━━━ DATA FOR THIS TASK

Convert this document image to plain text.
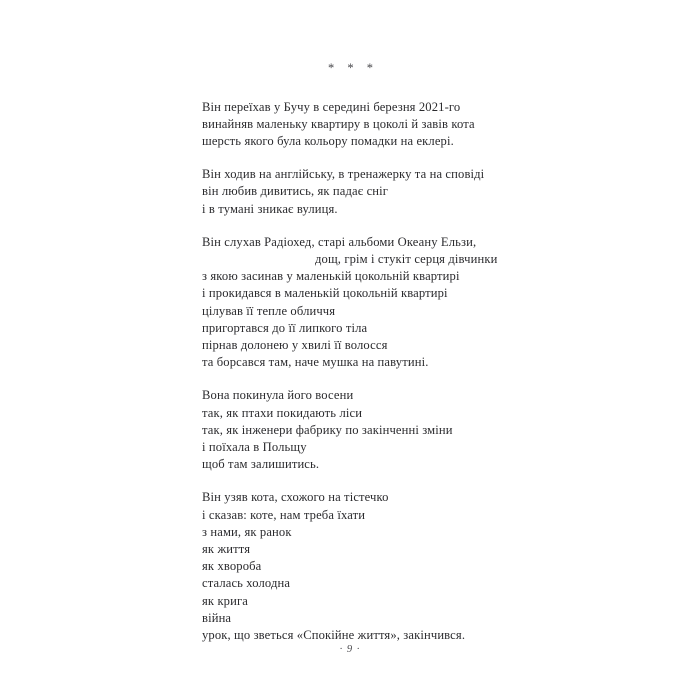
* * *
Він переїхав у Бучу в середині березня 2021-го
винайняв маленьку квартиру в цоколі й завів кота
шерсть якого була кольору помадки на еклері.
Він ходив на англійську, в тренажерку та на сповіді
він любив дивитись, як падає сніг
і в тумані зникає вулиця.
Він слухав Радіохед, старі альбоми Океану Ельзи,
дощ, грім і стукіт серця дівчинки
з якою засинав у маленькій цокольній квартирі
і прокидався в маленькій цокольній квартирі
цілував її тепле обличчя
пригортався до її липкого тіла
пірнав долонею у хвилі її волосся
та борсався там, наче мушка на павутині.
Вона покинула його восени
так, як птахи покидають ліси
так, як інженери фабрику по закінченні зміни
і поїхала в Польщу
щоб там залишитись.
Він узяв кота, схожого на тістечко
і сказав: коте, нам треба їхати
з нами, як ранок
як життя
як хвороба
сталась холодна
як крига
війна
урок, що зветься «Спокійне життя», закінчився.
· 9 ·
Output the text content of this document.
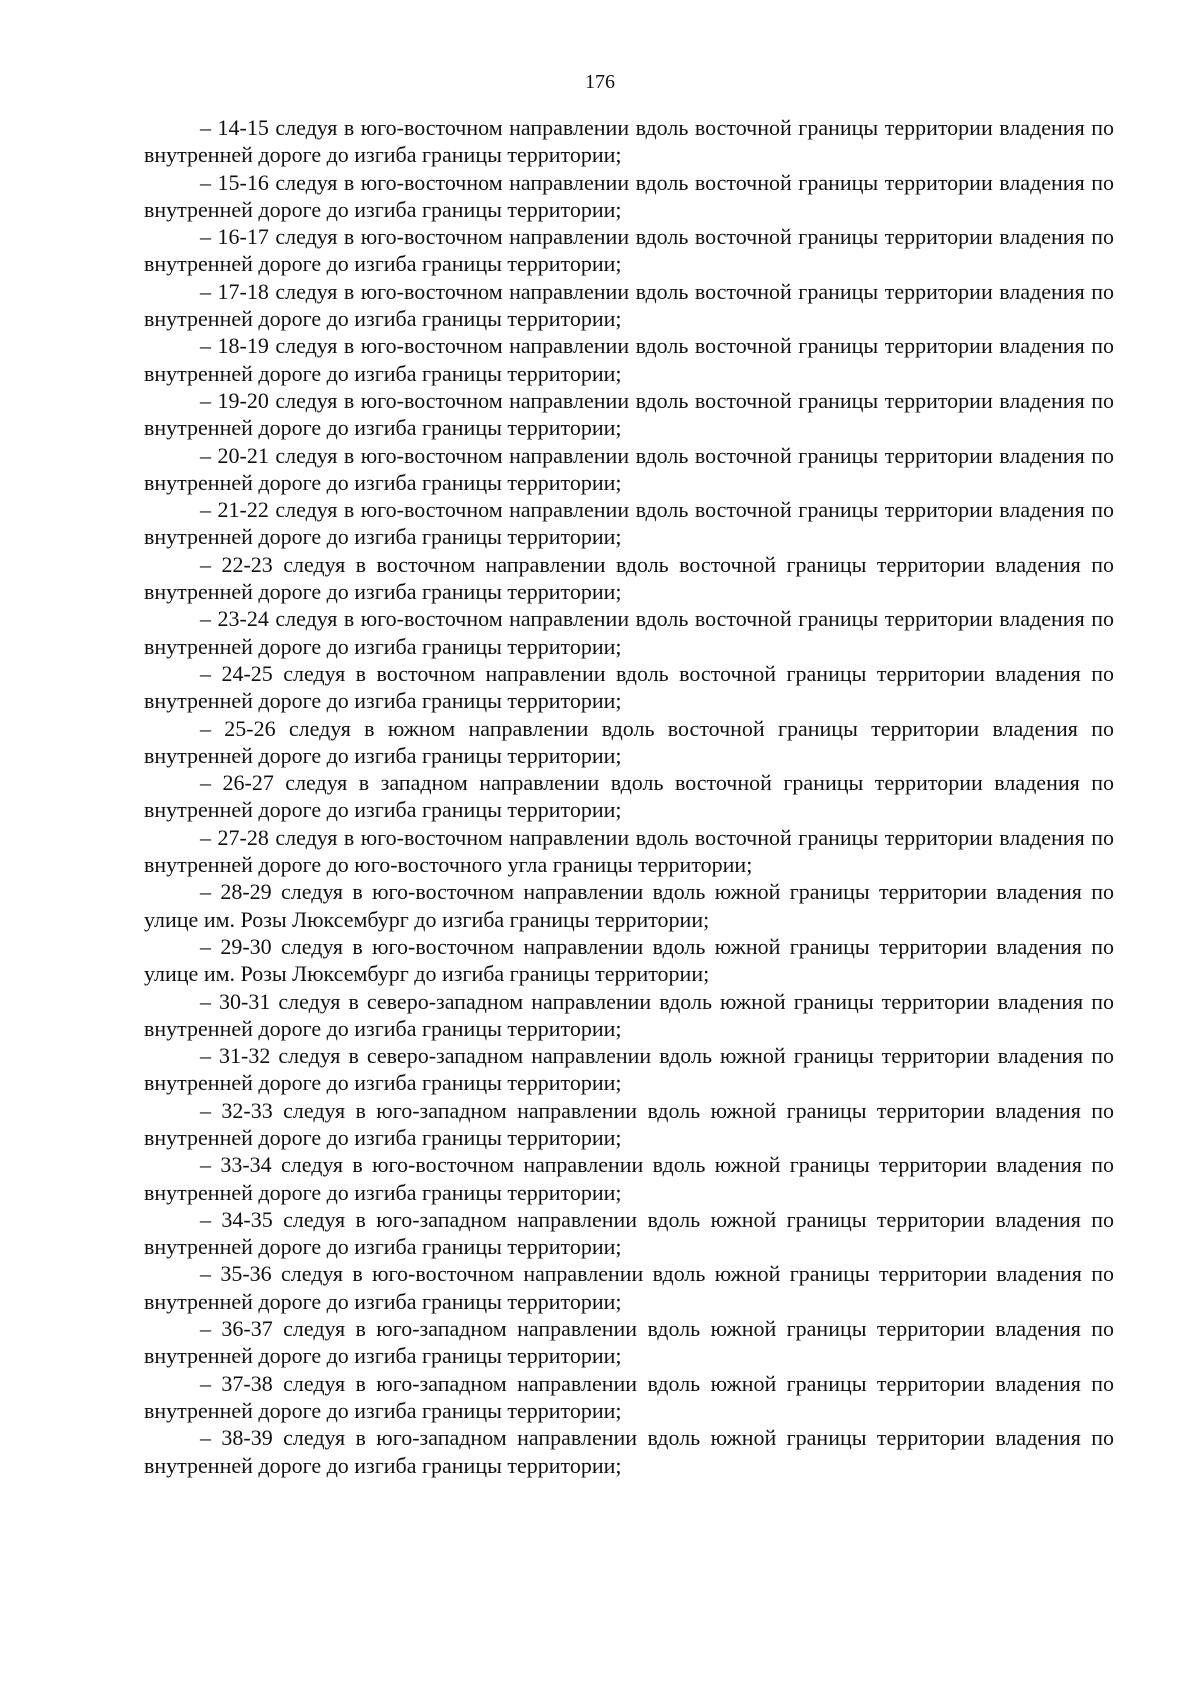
176

– 14-15 следуя в юго-восточном направлении вдоль восточной границы территории владения по внутренней дороге до изгиба границы территории;

– 15-16 следуя в юго-восточном направлении вдоль восточной границы территории владения по внутренней дороге до изгиба границы территории;

– 16-17 следуя в юго-восточном направлении вдоль восточной границы территории владения по внутренней дороге до изгиба границы территории;

– 17-18 следуя в юго-восточном направлении вдоль восточной границы территории владения по внутренней дороге до изгиба границы территории;

– 18-19 следуя в юго-восточном направлении вдоль восточной границы территории владения по внутренней дороге до изгиба границы территории;

– 19-20 следуя в юго-восточном направлении вдоль восточной границы территории владения по внутренней дороге до изгиба границы территории;

– 20-21 следуя в юго-восточном направлении вдоль восточной границы территории владения по внутренней дороге до изгиба границы территории;

– 21-22 следуя в юго-восточном направлении вдоль восточной границы территории владения по внутренней дороге до изгиба границы территории;

– 22-23 следуя в восточном направлении вдоль восточной границы территории владения по внутренней дороге до изгиба границы территории;

– 23-24 следуя в юго-восточном направлении вдоль восточной границы территории владения по внутренней дороге до изгиба границы территории;

– 24-25 следуя в восточном направлении вдоль восточной границы территории владения по внутренней дороге до изгиба границы территории;

– 25-26 следуя в южном направлении вдоль восточной границы территории владения по внутренней дороге до изгиба границы территории;

– 26-27 следуя в западном направлении вдоль восточной границы территории владения по внутренней дороге до изгиба границы территории;

– 27-28 следуя в юго-восточном направлении вдоль восточной границы территории владения по внутренней дороге до юго-восточного угла границы территории;

– 28-29 следуя в юго-восточном направлении вдоль южной границы территории владения по улице им. Розы Люксембург до изгиба границы территории;

– 29-30 следуя в юго-восточном направлении вдоль южной границы территории владения по улице им. Розы Люксембург до изгиба границы территории;

– 30-31 следуя в северо-западном направлении вдоль южной границы территории владения по внутренней дороге до изгиба границы территории;

– 31-32 следуя в северо-западном направлении вдоль южной границы территории владения по внутренней дороге до изгиба границы территории;

– 32-33 следуя в юго-западном направлении вдоль южной границы территории владения по внутренней дороге до изгиба границы территории;

– 33-34 следуя в юго-восточном направлении вдоль южной границы территории владения по внутренней дороге до изгиба границы территории;

– 34-35 следуя в юго-западном направлении вдоль южной границы территории владения по внутренней дороге до изгиба границы территории;

– 35-36 следуя в юго-восточном направлении вдоль южной границы территории владения по внутренней дороге до изгиба границы территории;

– 36-37 следуя в юго-западном направлении вдоль южной границы территории владения по внутренней дороге до изгиба границы территории;

– 37-38 следуя в юго-западном направлении вдоль южной границы территории владения по внутренней дороге до изгиба границы территории;

– 38-39 следуя в юго-западном направлении вдоль южной границы территории владения по внутренней дороге до изгиба границы территории;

━━━━━━

**TASK:** Check all the records above and select each line where the string "цокольній" is found.

**SOLUTION FOR THIS EXERCISE:**
з якою засинав у маленькій цокольній квартирі
і прокидався в маленькій цокольній квартирі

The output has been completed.